演習の目標: Windows ML のモデルチェーンを扱った読解文を、最後に示された行のすぐ後から書き継ぎなさい。

チェーン内で複数の ML モデルを実行する

[アーティクル]
07/11/2023

Windows ML では、GPU パスを慎重に最適化することで、モデルチェーンの高パフォーマンスの読み込みと実行がサポートされます。モデルチェーンは、連続して実行される 2 つ以上のモデルによって定義され、あるモデルの出力が、チェーン内の次のモデルへの入力となります。

Windows ML でモデルの効率的なチェーンを作成する方法を説明するために、おもちゃの例として FNS-Candy スタイル転送の ONNX モデルを使用してみましょう。この種類のモデルについては、GitHubの FNS-Candy スタイル転送のサンプルフォルダーを参照してください。

たとえば、同じ FNS-Candy モデル (mosaic.onnx) の 2 つのインスタンスで構成されるチェーンを実行するとします。アプリケーションコードは、チェーン内の最初のモデルにイメージを渡し、出力を計算してから、変換されたイメージを FNS-Candy の別のインスタンスに渡して最終的なイメージを生成します。

次の手順では、Windows ML を使用してこれを実現する方法を説明します。

Note

実際のシナリオでは、2 つの異なるモデルを使用することがほとんどですが、概念を説明するにはこれで十分です。

まず、mosaic.onnx モデルを読み込んで、使用できるようにします。

std::wstring filePath = L"path\\to\\mosaic.onnx"; 
LearningModel model = LearningModel::LoadFromFilePath(filePath);

string filePath = "path\\to\\mosaic.onnx";
LearningModel model = LearningModel.LoadFromFilePath(filePath);

次に、入力パラメーターと同じモデルを使用して、デバイスの既定の GPU に同一の 2 つのセッションを作成します。

LearningModelSession session1(model, LearningModelDevice(LearningModelDeviceKind::DirectX));
LearningModelSession session2(model, LearningModelDevice(LearningModelDeviceKind::DirectX));

LearningModelSession session1 = 
  new LearningModelSession(model, new LearningModelDevice(LearningModelDeviceKind.DirectX));
LearningModelSession session2 = 
  new LearningModelSession(model, new LearningModelDevice(LearningModelDeviceKind.DirectX));

Note

チェーンによるパフォーマンス上の利点を得るためには、すべてのモデルに対して同一の GPU セッションを作成する必要があります。そうしないと、GPU から CPU への追加のデータ移動が発生し、パフォーマンスが低下する可能性があります。

次のコード行によって、各セッションのバインドが作成されます。

LearningModelBinding binding1(session1);
LearningModelBinding binding2(session2);

LearningModelBinding binding1 = new LearningModelBinding(session1);
LearningModelBinding binding2 = new LearningModelBinding(session2);

次に、最初のモデル用の入力をバインドします。モデルと同じパスに配置されているイメージを渡します。この例で、イメージの名前は "fish_720.png" です。

//get the input descriptor
ILearningModelFeatureDescriptor input = model.InputFeatures().GetAt(0);
//load a SoftwareBitmap
hstring imagePath = L"path\\to\\fish_720.png";

// Get the image and bind it to the model's input
try
{
  StorageFile file = StorageFile::GetFileFromPathAsync(imagePath).get();
  IRandomAccessStream stream = file.OpenAsync(FileAccessMode::Read).get();
  BitmapDecoder decoder = BitmapDecoder::CreateAsync(stream).get();
  SoftwareBitmap softwareBitmap = decoder.GetSoftwareBitmapAsync().get();
  VideoFrame videoFrame = VideoFrame::CreateWithSoftwareBitmap(softwareBitmap);
  ImageFeatureValue image = ImageFeatureValue::CreateFromVideoFrame(videoFrame);
  binding1.Bind(input.Name(), image);
}
catch (...)

提供された記録:
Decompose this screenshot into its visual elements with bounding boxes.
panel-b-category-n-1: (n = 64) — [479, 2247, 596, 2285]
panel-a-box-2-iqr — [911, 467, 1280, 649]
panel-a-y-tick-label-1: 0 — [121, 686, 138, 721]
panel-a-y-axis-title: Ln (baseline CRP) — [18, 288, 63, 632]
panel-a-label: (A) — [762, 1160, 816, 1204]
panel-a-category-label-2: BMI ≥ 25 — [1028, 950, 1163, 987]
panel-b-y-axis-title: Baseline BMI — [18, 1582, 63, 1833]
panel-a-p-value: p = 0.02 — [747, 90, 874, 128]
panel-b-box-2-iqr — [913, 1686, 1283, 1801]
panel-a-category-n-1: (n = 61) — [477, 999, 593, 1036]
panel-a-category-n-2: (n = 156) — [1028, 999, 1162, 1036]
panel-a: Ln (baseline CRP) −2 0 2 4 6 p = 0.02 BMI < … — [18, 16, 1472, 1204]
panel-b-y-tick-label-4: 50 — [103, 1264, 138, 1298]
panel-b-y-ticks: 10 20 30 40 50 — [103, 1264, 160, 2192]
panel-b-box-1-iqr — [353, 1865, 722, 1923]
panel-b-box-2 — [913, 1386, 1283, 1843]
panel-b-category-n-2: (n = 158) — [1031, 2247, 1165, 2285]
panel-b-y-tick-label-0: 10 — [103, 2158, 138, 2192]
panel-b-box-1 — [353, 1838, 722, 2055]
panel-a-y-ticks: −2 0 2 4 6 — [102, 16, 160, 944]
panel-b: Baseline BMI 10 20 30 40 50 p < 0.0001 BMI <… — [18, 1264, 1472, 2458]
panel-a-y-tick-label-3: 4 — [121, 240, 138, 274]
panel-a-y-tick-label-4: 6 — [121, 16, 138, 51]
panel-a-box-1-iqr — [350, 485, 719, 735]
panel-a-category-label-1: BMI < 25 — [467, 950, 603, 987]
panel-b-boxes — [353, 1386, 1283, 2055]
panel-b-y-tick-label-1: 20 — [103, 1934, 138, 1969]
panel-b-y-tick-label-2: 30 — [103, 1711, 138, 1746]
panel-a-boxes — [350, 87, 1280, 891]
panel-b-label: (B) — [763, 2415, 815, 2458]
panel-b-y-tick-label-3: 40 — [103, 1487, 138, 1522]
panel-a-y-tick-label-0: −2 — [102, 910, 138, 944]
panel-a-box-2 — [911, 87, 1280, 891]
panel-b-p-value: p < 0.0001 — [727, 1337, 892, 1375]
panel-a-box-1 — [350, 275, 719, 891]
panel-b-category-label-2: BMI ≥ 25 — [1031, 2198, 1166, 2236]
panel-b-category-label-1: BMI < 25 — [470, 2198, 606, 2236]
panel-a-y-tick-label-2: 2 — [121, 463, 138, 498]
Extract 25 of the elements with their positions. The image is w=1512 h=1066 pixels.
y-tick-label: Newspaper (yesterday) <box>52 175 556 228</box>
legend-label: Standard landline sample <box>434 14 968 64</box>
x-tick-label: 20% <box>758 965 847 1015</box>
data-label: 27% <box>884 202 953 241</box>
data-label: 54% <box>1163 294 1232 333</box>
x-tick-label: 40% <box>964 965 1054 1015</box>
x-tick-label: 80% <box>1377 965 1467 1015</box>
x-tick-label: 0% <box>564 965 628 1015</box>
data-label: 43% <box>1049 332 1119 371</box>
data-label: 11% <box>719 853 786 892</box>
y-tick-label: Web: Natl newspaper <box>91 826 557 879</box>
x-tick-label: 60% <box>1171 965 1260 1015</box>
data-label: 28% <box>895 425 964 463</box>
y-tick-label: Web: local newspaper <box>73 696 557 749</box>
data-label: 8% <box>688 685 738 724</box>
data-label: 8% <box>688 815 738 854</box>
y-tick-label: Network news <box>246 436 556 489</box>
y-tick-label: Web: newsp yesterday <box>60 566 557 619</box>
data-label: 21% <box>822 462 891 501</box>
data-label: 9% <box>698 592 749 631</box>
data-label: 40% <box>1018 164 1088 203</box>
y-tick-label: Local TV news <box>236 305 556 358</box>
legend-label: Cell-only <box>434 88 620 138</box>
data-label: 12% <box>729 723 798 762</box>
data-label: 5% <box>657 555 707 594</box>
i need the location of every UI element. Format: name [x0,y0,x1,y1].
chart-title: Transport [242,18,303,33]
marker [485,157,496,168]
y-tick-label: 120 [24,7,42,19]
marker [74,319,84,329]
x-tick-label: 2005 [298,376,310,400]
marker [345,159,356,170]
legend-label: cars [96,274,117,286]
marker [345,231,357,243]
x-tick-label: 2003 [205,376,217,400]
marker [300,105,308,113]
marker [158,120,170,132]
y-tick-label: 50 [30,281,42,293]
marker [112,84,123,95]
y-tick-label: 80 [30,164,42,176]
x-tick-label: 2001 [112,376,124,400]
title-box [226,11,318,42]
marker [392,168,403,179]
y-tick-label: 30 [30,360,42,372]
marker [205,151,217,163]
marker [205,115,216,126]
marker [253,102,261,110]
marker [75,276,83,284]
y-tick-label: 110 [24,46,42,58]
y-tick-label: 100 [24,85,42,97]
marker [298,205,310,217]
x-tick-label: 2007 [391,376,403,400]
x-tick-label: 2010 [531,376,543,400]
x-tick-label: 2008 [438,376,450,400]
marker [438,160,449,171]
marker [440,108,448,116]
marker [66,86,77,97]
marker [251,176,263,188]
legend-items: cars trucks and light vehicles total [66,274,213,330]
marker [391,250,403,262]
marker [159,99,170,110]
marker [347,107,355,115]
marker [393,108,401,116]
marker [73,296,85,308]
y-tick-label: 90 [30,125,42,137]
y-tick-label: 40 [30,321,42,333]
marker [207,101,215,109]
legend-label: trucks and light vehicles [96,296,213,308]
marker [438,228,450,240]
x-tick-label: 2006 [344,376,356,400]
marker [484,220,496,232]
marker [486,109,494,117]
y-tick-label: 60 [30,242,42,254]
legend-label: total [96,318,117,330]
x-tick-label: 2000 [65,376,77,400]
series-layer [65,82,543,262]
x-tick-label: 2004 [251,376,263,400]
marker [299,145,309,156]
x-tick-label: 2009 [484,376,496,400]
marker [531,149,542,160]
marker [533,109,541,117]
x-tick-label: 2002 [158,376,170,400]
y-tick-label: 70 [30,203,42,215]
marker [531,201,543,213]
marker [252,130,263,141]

演習の解答:
{
  printf("Failed to load/bind image\n");
}

//get the input descriptor
ILearningModelFeatureDescriptor input = model.InputFeatures[0];
//load a SoftwareBitmap
string imagePath = "path\\to\\fish_720.png";

// Get the image and bind it to the model's input
try
{
    StorageFile file = await StorageFile.GetFileFromPathAsync(imagePath);
    IRandomAccessStream stream = await file.OpenAsync(FileAccessMode.Read);
    BitmapDecoder decoder = await BitmapDecoder.CreateAsync(stream);
    SoftwareBitmap softwareBitmap = await decoder.GetSoftwareBitmapAsync();
    VideoFrame videoFrame = VideoFrame.CreateWithSoftwareBitmap(softwareBitmap);
    ImageFeatureValue image = ImageFeatureValue.CreateFromVideoFrame(videoFrame);
    binding1.Bind(input.Name, image);
}
catch
{
    Console.WriteLine("Failed to load/bind image");
}

最初のモデルの評価の出力をチェーン内の次のモデルで使用するには、チェーンのマーカーを設定するために、空の出力テンソルを作成してその出力をバインドする必要があります。

//get the output descriptor
ILearningModelFeatureDescriptor output = model.OutputFeatures().GetAt(0);
//create an empty output tensor 
std::vector<int64_t> shape = {1, 3, 720, 720};
TensorFloat outputValue = TensorFloat::Create(shape); 
//bind the (empty) output
binding1.Bind(output.Name(), outputValue);

//get the output descriptor
ILearningModelFeatureDescriptor output = model.OutputFeatures[0];
//create an empty output tensor 
List<long> shape = new List<long> { 1, 3, 720, 720 };
TensorFloat outputValue = TensorFloat.Create(shape);
//bind the (empty) output
binding1.Bind(output.Name, outputValue);

Note

出力をバインドするときには、TensorFloat データ型を使用する必要があります。これにより、最初のモデルの評価完了後にテンソル化が解除されるのを防ぐことができ、結果的に 2 番目のモデルの読み込みとバインドの操作のための余分な GPU キューが生成されるのも回避されます。

ここで、最初のモデルの評価を実行し、その出力を次のモデルの入力にバインドします。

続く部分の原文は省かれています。